### Objective 1
In the records, render the lines from the line containing "doc-title-pre: [О внесении" through the line containing "240, 767, 249]" as a JSON list of strings, one string per line, with blank lines omitted.

### Excerpt
--- Begin ---
It’s not about the climate, is it?
The ban echoes similar advertisement crackdowns by local councils in Sheffield, Bristol, Cambridgeshire, Coventry, Liverpool and Somerset. The Financial Times notes that Edinburgh is committed to becoming a Net Zero city within barely more than five years.
Interestingly, all the councils who are moving to deprive their ratepayers of large amounts of advertising revenue, except Coventry, are signed up to the billionaire-funded UK100. This green operation targeting local authorities was founded by Polly Billington, a former BBC reporter and aide to Labour’s Net Zero fanatic Ed Miliband. Its main backer is the European Climate Foundation (ECF), a front funding operation for many of the largest names in climate activism. These include Bloomberg Philanthropies, the vehicle used by Michael Bloomberg to promote banning oil and gas production, and the Children’s Investment Fund, promoting the charitable good works of hedge fund manager Sir Christopher Hohn, former paymaster of eco vandals Extinction Rebellion. Other billionaire funders of ECF include names that crop up regularly in the promotion of Net Zero global collectivisation including Hewlett, IKEA, KR, Grantham and Rockefeller. One of five board members of UK100 is Madeline Carroll, described as a communication and campaigning specialist for ECF.
Local councils around the U.K. have signed up to a UK100 pledge, which commits them to “acting sooner than the Government’s goal” and making substantial progress towards Net Zero in the next decade. “We are closer to the people who live and work in our communities, so we have a better understanding of their needs,” says UK100, a debatable proposition given who is funding this waffle. “This means we can collaborate with them to build consensus for the solutions we need to transition to a Net Zero society that delivers multiple benefits and is fair, just and works for everyone.” Try telling that to the less affluent car owners forced off the roads in London by Mayor Sadiq Khan’s punch-down Ulez policy, backed by the notorious statistical construct of saving 4,000 lives a year. Khan is the current chair of C40, a group of 100 city mayors striving for similar goals as UK100, and backed by substantial grassroots donations from concerned citizens – no just joking, it’s backed by Michael Bloomberg and Sir Christopher Hohn.
Meanwhile, applications are currently being solicited for a three weekend, all expenses paid, residential course for elected officials at UK100’s Climate Leadership Academy later this year. Here, the officials will be groomed, or in UK100’s words given a “unique coaching opportunity”, to develop their political skills, knowledge and confidence “to become leading climate pioneers in local government”. Rather oddly, UK100 says it particularly encourages applications in Wales and Scotland, where you’d think that bonkers Labour/SNP/Greens Net Zero policies are already pretty advanced. There is a promise that ‘graduates’ of the course will have the opportunity “to act as spokespeople for UK100 in national advocacy initiatives”.
--- End ---
### Dataset extract
--- Begin ---
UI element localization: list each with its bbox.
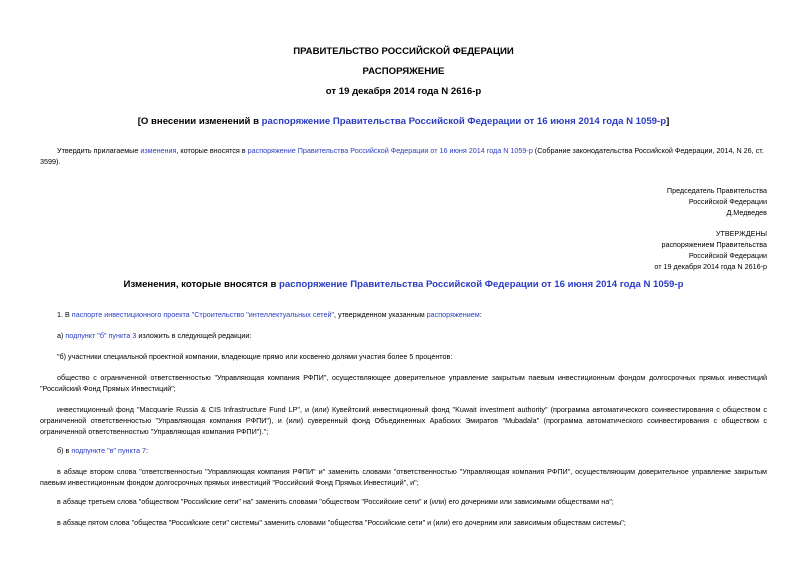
doc-title-pre: [О внесении изменений в	[137, 116, 262, 127]
approved-label: УТВЕРЖДЕНЫ	[715, 229, 767, 238]
approved-by: распоряжением Правительства	[661, 240, 767, 249]
changes-title-link[interactable]: распоряжение Правительства Российской Федерации от 16 июня 2014 года N 1059-р	[279, 279, 684, 290]
paragraph-two-change-line1: в абзаце втором слова "ответственностью "Управляющая компания РФПИ" и" заменить словами "ответственностью "Управляющая компания РФПИ", осуществляющим доверительное управление закрытым	[57, 467, 767, 476]
item-b-post: :	[145, 446, 148, 455]
changes-link[interactable]: изменения	[140, 146, 177, 155]
subpoint-v-link[interactable]: подпункте "в" пункта 7	[71, 446, 146, 455]
approve-text-a: Утвердить прилагаемые	[57, 146, 141, 155]
paragraph-two-change-line2: паевым инвестиционным фондом долгосрочных прямых инвестиций "Российский Фонд Прямых Инвестиций", и";	[40, 478, 419, 487]
quote-b: "б) участники специальной проектной компании, владеющие прямо или косвенно долями участия более 5 процентов:	[57, 352, 453, 361]
fund-paragraph-line2: ограниченной ответственностью "Управляющая компания РФПИ"), и (или) суверенный фонд Объединенных Арабских Эмиратов "Mubadala" (программа автоматического соинвестирования с обществом с	[40, 416, 767, 425]
item-a-post: изложить в следующей редакции:	[136, 331, 252, 340]
subpoint-b-link[interactable]: подпункт "б" пункта 3	[65, 331, 137, 340]
order-1059-link[interactable]: распоряжение Правительства Российской Федерации от 16 июня 2014 года N 1059-р	[247, 146, 533, 155]
signature-name: Д.Медведев	[726, 208, 767, 217]
doc-title	[0, 116, 807, 127]
paragraph-three-change: в абзаце третьем слова "обществом "Российские сети" на" заменить словами "обществом "Российские сети" и (или) его дочерними или зависимыми обществами на";	[57, 497, 614, 506]
doc-date-number: от 19 декабря 2014 года N 2616-р	[325, 86, 482, 97]
signature-country: Российской Федерации	[688, 197, 767, 206]
approve-paragraph-line2: 3599).	[40, 157, 61, 166]
item-b	[57, 446, 148, 457]
approve-paragraph-line1	[57, 146, 764, 157]
approve-text-c: (Собрание законодательства Российской Федерации, 2014, N 26, ст.	[532, 146, 764, 155]
doc-title-link[interactable]: распоряжение Правительства Российской Федерации от 16 июня 2014 года N 1059-р	[261, 116, 667, 127]
approved-country: Российской Федерации	[688, 251, 767, 260]
order-link[interactable]: распоряжением	[426, 310, 480, 319]
doc-title-post: ]	[666, 116, 670, 127]
item-a-pre: а)	[57, 331, 66, 340]
item-1-text-b: , утвержденном указанным	[334, 310, 427, 319]
signature-position: Председатель Правительства	[666, 186, 767, 195]
fund-paragraph-line3: ограниченной ответственностью "Управляющая компания РФПИ").";	[40, 427, 269, 436]
item-1-text-a: 1. В	[57, 310, 72, 319]
changes-title-pre: Изменения, которые вносятся в	[123, 279, 280, 290]
project-passport-link[interactable]: паспорте инвестиционного проекта "Строительство "интеллектуальных сетей"	[71, 310, 335, 319]
item-1-text-c: :	[479, 310, 482, 319]
changes-title	[0, 279, 807, 290]
item-b-pre: б) в	[57, 446, 72, 455]
org-paragraph-line2: "Российский Фонд Прямых Инвестиций";	[40, 384, 176, 393]
item-a	[57, 331, 251, 342]
approved-date: от 19 декабря 2014 года N 2616-р	[654, 262, 767, 271]
approve-text-b: , которые вносятся в	[176, 146, 248, 155]
org-heading: ПРАВИТЕЛЬСТВО РОССИЙСКОЙ ФЕДЕРАЦИИ	[293, 46, 514, 57]
paragraph-five-change: в абзаце пятом слова "общества "Российские сети" системы" заменить словами "общества "Российские сети" и (или) его дочерним или зависимым обществам системы";	[57, 518, 626, 527]
doc-type-heading: РАСПОРЯЖЕНИЕ	[362, 66, 445, 77]
org-paragraph-line1: общество с ограниченной ответственностью "Управляющая компания РФПИ", осуществляющее доверительное управление закрытым паевым инвестиционным фондом долгосрочных прямых инвестиций	[57, 373, 767, 382]
fund-paragraph-line1: инвестиционный фонд "Macquarie Russia & CIS Infrastructure Fund LP", и (или) Кувейтский инвестиционный фонд "Kuwait investment authority" (программа автоматического соинвестирования с обществом с	[57, 405, 767, 414]
item-1	[57, 310, 482, 321]
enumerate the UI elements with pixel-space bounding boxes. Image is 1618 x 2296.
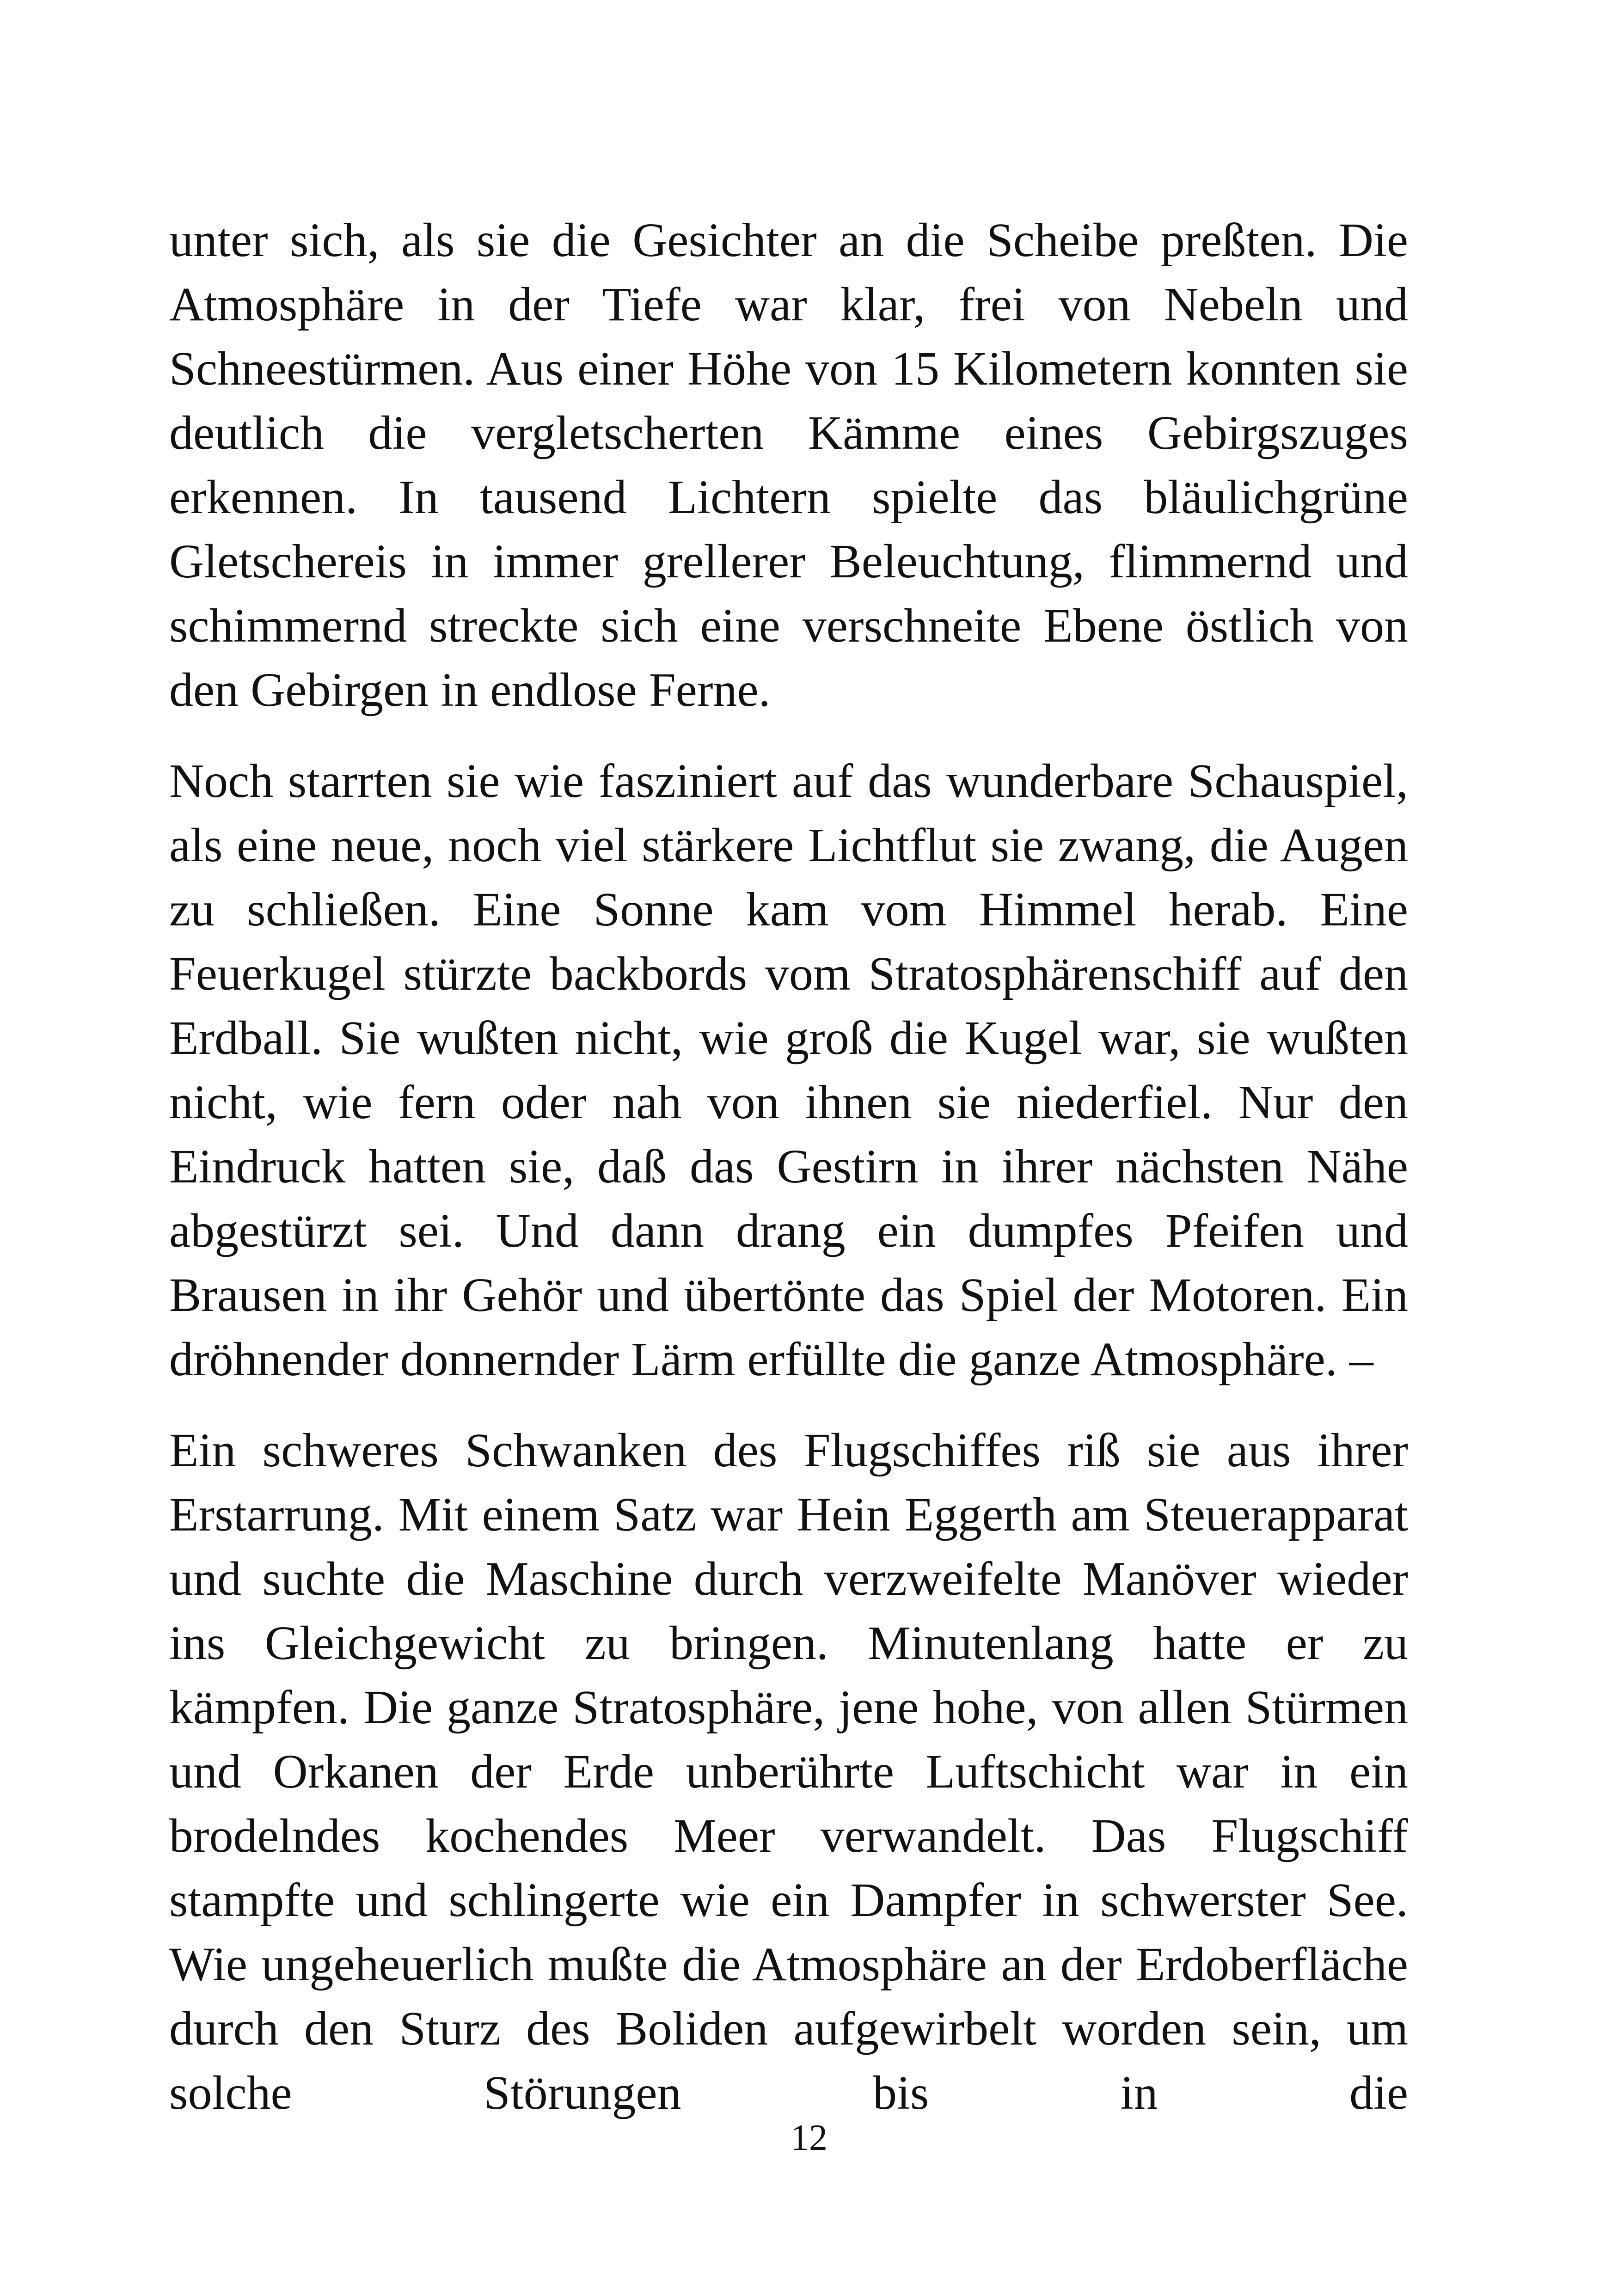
page-number: 12: [791, 2118, 827, 2158]
paragraph-1: unter sich, als sie die Gesichter an die Scheibe preßten. Die Atmosphäre in der Tiefe war klar, frei von Nebeln und Schneestürmen. Aus einer Höhe von 15 Kilometern konnten sie deutlich die vergletscherten Kämme eines Gebirgszuges erkennen. In tausend Lichtern spielte das bläulichgrüne Gletschereis in immer grellerer Beleuchtung, flimmernd und schimmernd streckte sich eine verschneite Ebene östlich von den Gebirgen in endlose Ferne.: [169, 214, 1408, 716]
paragraph-2: Noch starrten sie wie fasziniert auf das wunderbare Schauspiel, als eine neue, noch viel stärkere Lichtflut sie zwang, die Augen zu schließen. Eine Sonne kam vom Himmel herab. Eine Feuerkugel stürzte backbords vom Stratosphärenschiff auf den Erdball. Sie wußten nicht, wie groß die Kugel war, sie wußten nicht, wie fern oder nah von ihnen sie niederfiel. Nur den Eindruck hatten sie, daß das Gestirn in ihrer nächsten Nähe abgestürzt sei. Und dann drang ein dumpfes Pfeifen und Brausen in ihr Gehör und übertönte das Spiel der Motoren. Ein dröhnender donnernder Lärm erfüllte die ganze Atmosphäre. –: [169, 754, 1408, 1386]
paragraph-3: Ein schweres Schwanken des Flugschiffes riß sie aus ihrer Erstarrung. Mit einem Satz war Hein Eggerth am Steuerapparat und suchte die Maschine durch verzweifelte Manöver wieder ins Gleichgewicht zu bringen. Minutenlang hatte er zu kämpfen. Die ganze Stratosphäre, jene hohe, von allen Stürmen und Orkanen der Erde unberührte Luftschicht war in ein brodelndes kochendes Meer verwandelt. Das Flugschiff stampfte und schlingerte wie ein Dampfer in schwerster See. Wie ungeheuerlich mußte die Atmosphäre an der Erdoberfläche durch den Sturz des Boliden aufgewirbelt worden sein, um solche Störungen bis in die: [169, 1424, 1408, 2119]
body-text: [169, 208, 1408, 2152]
--- End ---
### Objective 2
Does the UK100 excerpt support each statement below? Answer yes or no for each, quoting the words that decide it.
(a) Edinburgh has committed to becoming a Net Zero city within barely more than five years.
(b) Coventry is among the councils signed up to UK100.
(c) UK100 was founded by Polly Billington.

### Expected output 1
[
  "doc-title-pre: [О внесении изменений в\t[137, 116, 262, 127]",
  "approved-label: УТВЕРЖДЕНЫ\t[715, 229, 767, 238]",
  "approved-by: распоряжением Правительства\t[661, 240, 767, 249]"
]

### Expected output 2
(a) Yes: "Edinburgh is committed to becoming a Net Zero city within barely more than five years."
(b) No: "all the councils who are moving to deprive their ratepayers of large amounts of advertising revenue, except Coventry, are signed up to the billionaire-funded UK100."
(c) Yes: "This green operation targeting local authorities was founded by Polly Billington"